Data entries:
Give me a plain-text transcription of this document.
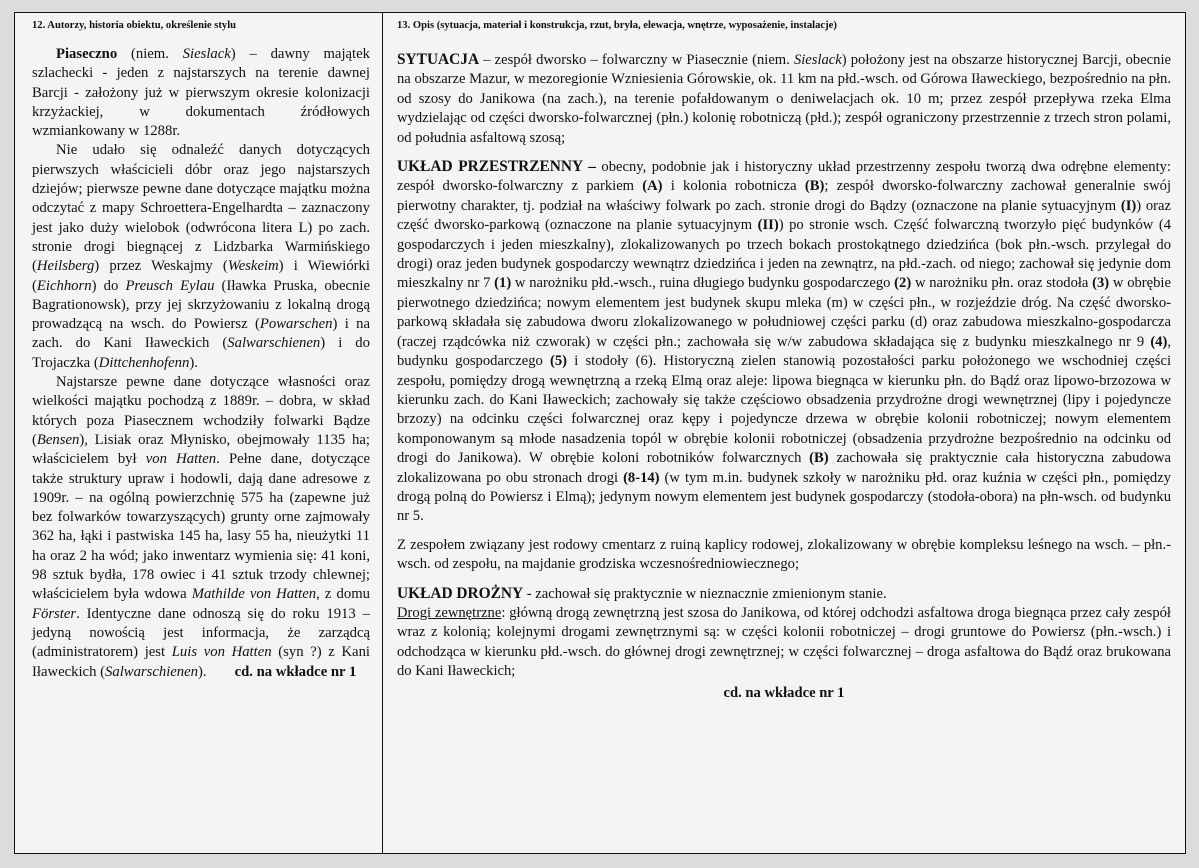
12. Autorzy, historia obiektu, określenie stylu

Piaseczno (niem. Sieslack) – dawny majątek szlachecki - jeden z najstarszych na terenie dawnej Barcji - założony już w pierwszym okresie kolonizacji krzyżackiej, w dokumentach źródłowych wzmiankowany w 1288r.

Nie udało się odnaleźć danych dotyczących pierwszych właścicieli dóbr oraz jego najstarszych dziejów; pierwsze pewne dane dotyczące majątku można odczytać z mapy Schroettera-Engelhardta – zaznaczony jest jako duży wielobok (odwrócona litera L) po zach. stronie drogi biegnącej z Lidzbarka Warmińskiego (Heilsberg) przez Weskajmy (Weskeim) i Wiewiórki (Eichhorn) do Preusch Eylau (Iławka Pruska, obecnie Bagrationowsk), przy jej skrzyżowaniu z lokalną drogą prowadzącą na wsch. do Powiersz (Powarschen) i na zach. do Kani Iławeckich (Salwarschienen) i do Trojaczka (Dittchenhofenn).

Najstarsze pewne dane dotyczące własności oraz wielkości majątku pochodzą z 1889r. – dobra, w skład których poza Piasecznem wchodziły folwarki Bądze (Bensen), Lisiak oraz Młynisko, obejmowały 1135 ha; właścicielem był von Hatten. Pełne dane, dotyczące także struktury upraw i hodowli, dają dane adresowe z 1909r. – na ogólną powierzchnię 575 ha (zapewne już bez folwarków towarzyszących) grunty orne zajmowały 362 ha, łąki i pastwiska 145 ha, lasy 55 ha, nieużytki 11 ha oraz 2 ha wód; jako inwentarz wymienia się: 41 koni, 98 sztuk bydła, 178 owiec i 41 sztuk trzody chlewnej; właścicielem była wdowa Mathilde von Hatten, z domu Förster. Identyczne dane odnoszą się do roku 1913 – jedyną nowością jest informacja, że zarządcą (administratorem) jest Luis von Hatten (syn ?) z Kani Iławeckich (Salwarschienen). cd. na wkładce nr 1

13. Opis (sytuacja, materiał i konstrukcja, rzut, bryła, elewacja, wnętrze, wyposażenie, instalacje)

SYTUACJA – zespół dworsko – folwarczny w Piasecznie (niem. Sieslack) położony jest na obszarze historycznej Barcji, obecnie na obszarze Mazur, w mezoregionie Wzniesienia Górowskie, ok. 11 km na płd.-wsch. od Górowa Iławeckiego, bezpośrednio na płn. od szosy do Janikowa (na zach.), na terenie pofałdowanym o deniwelacjach ok. 10 m; przez zespół przepływa rzeka Elma wydzielając od części dworsko-folwarcznej (płn.) kolonię robotniczą (płd.); zespół ograniczony przestrzennie z trzech stron polami, od południa asfaltową szosą;

UKŁAD PRZESTRZENNY – obecny, podobnie jak i historyczny układ przestrzenny zespołu tworzą dwa odrębne elementy: zespół dworsko-folwarczny z parkiem (A) i kolonia robotnicza (B); zespół dworsko-folwarczny zachował generalnie swój pierwotny charakter, tj. podział na właściwy folwark po zach. stronie drogi do Bądzy (oznaczone na planie sytuacyjnym (I)) oraz część dworsko-parkową (oznaczone na planie sytuacyjnym (II)) po stronie wsch. Część folwarczną tworzyło pięć budynków (4 gospodarczych i jeden mieszkalny), zlokalizowanych po trzech bokach prostokątnego dziedzińca (bok płn.-wsch. przylegał do drogi) oraz jeden budynek gospodarczy wewnątrz dziedzińca i jeden na zewnątrz, na płd.-zach. od niego; zachował się jedynie dom mieszkalny nr 7 (1) w narożniku płd.-wsch., ruina długiego budynku gospodarczego (2) w narożniku płn. oraz stodoła (3) w obrębie pierwotnego dziedzińca; nowym elementem jest budynek skupu mleka (m) w części płn., w rozjeździe dróg. Na część dworsko-parkową składała się zabudowa dworu zlokalizowanego w południowej części parku (d) oraz zabudowa mieszkalno-gospodarcza (raczej rządcówka niż czworak) w części płn.; zachowała się w/w zabudowa składająca się z budynku mieszkalnego nr 9 (4), budynku gospodarczego (5) i stodoły (6). Historyczną zielen stanowią pozostałości parku położonego we wschodniej części zespołu, pomiędzy drogą wewnętrzną a rzeką Elmą oraz aleje: lipowa biegnąca w kierunku płn. do Bądź oraz lipowo-brzozowa w kierunku zach. do Kani Iławeckich; zachowały się także częściowo obsadzenia przydrożne drogi wewnętrznej (lipy i pojedyncze brzozy) na odcinku części folwarcznej oraz kępy i pojedyncze drzewa w obrębie kolonii robotniczej; nowym elementem komponowanym są młode nasadzenia topól w obrębie kolonii robotniczej (obsadzenia przydrożne bezpośrednio na odcinku od drogi do Janikowa). W obrębie koloni robotników folwarcznych (B) zachowała się praktycznie cała historyczna zabudowa zlokalizowana po obu stronach drogi (8-14) (w tym m.in. budynek szkoły w narożniku płd. oraz kuźnia w części płn., pomiędzy drogą polną do Powiersz i Elmą); jedynym nowym elementem jest budynek gospodarczy (stodoła-obora) na płn-wsch. od budynku nr 5.

Z zespołem związany jest rodowy cmentarz z ruiną kaplicy rodowej, zlokalizowany w obrębie kompleksu leśnego na wsch. – płn.-wsch. od zespołu, na majdanie grodziska wczesnośredniowiecznego;

UKŁAD DROŻNY - zachował się praktycznie w nieznacznie zmienionym stanie.
Drogi zewnętrzne: główną drogą zewnętrzną jest szosa do Janikowa, od której odchodzi asfaltowa droga biegnąca przez cały zespół wraz z kolonią; kolejnymi drogami zewnętrznymi są: w części kolonii robotniczej – drogi gruntowe do Powiersz (płn.-wsch.) i odchodząca w kierunku płd.-wsch. do głównej drogi zewnętrznej; w części folwarcznej – droga asfaltowa do Bądź oraz brukowana do Kani Iławeckich;

cd. na wkładce nr 1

- [CHALLENGE] In the lines above, find each one with "Barcji" and list it.

- [RESPONSE FOR THIS EXERCISE]
Piaseczno (niem. Sieslack) – dawny majątek szlachecki - jeden z najstarszych na terenie dawnej Barcji - założony już w pierwszym okresie kolonizacji krzyżackiej, w dokumentach źródłowych wzmiankowany w 1288r.
SYTUACJA – zespół dworsko – folwarczny w Piasecznie (niem. Sieslack) położony jest na obszarze historycznej Barcji, obecnie na obszarze Mazur, w mezoregionie Wzniesienia Górowskie, ok. 11 km na płd.-wsch. od Górowa Iławeckiego, bezpośrednio na płn. od szosy do Janikowa (na zach.), na terenie pofałdowanym o deniwelacjach ok. 10 m; przez zespół przepływa rzeka Elma wydzielając od części dworsko-folwarcznej (płn.) kolonię robotniczą (płd.); zespół ograniczony przestrzennie z trzech stron polami, od południa asfaltową szosą;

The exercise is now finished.